[Extracted records]
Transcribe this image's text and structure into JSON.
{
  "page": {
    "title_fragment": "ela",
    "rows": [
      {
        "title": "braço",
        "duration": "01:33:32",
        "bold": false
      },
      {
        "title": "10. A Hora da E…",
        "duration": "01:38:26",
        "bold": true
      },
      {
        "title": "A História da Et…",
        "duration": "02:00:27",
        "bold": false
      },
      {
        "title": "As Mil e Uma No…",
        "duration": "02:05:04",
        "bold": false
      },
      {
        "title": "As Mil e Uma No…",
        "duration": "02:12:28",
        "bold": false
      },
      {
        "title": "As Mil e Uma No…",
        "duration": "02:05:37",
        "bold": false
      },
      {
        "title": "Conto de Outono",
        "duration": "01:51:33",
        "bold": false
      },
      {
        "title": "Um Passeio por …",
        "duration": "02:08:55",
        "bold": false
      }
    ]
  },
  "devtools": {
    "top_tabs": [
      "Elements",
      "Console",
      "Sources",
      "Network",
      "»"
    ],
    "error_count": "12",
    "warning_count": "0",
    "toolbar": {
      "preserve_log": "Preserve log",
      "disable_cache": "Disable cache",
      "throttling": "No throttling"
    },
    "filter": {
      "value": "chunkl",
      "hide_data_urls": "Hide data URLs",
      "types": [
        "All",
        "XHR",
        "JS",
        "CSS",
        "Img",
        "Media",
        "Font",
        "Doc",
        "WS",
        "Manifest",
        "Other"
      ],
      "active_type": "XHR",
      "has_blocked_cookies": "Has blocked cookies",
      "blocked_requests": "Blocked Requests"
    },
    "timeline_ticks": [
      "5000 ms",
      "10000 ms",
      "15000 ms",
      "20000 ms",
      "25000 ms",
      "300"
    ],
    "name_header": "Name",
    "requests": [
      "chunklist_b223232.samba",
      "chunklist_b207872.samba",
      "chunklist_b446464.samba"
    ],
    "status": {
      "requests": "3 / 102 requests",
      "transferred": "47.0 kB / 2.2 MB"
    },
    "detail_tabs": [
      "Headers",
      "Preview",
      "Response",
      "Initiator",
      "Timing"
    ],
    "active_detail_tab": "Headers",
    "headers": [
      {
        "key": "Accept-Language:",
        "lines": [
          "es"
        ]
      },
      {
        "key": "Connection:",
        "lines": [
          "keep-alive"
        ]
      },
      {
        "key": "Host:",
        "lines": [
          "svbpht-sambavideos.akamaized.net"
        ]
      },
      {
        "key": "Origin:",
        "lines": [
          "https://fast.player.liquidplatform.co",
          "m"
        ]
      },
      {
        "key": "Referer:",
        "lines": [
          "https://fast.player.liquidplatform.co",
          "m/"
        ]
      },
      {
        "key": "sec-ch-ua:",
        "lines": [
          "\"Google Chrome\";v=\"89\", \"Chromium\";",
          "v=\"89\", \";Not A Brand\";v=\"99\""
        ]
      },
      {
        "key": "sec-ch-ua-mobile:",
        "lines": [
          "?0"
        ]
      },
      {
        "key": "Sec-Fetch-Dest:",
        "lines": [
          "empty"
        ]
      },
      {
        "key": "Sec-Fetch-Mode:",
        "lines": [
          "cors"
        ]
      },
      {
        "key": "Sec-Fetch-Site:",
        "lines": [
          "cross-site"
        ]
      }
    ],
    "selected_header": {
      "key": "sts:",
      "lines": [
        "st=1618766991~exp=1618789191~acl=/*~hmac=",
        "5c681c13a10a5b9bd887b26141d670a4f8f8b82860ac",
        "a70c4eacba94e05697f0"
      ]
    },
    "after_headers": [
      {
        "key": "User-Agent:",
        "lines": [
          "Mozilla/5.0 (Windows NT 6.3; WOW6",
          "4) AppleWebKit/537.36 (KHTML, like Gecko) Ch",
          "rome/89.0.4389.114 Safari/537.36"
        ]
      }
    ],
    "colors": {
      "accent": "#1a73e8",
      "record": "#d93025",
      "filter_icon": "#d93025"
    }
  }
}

Requirements » Which lines above contain the word "Fetch"? Copy each of them.

Final answer »
        "key": "Sec-Fetch-Dest:",
        "key": "Sec-Fetch-Mode:",
        "key": "Sec-Fetch-Site:",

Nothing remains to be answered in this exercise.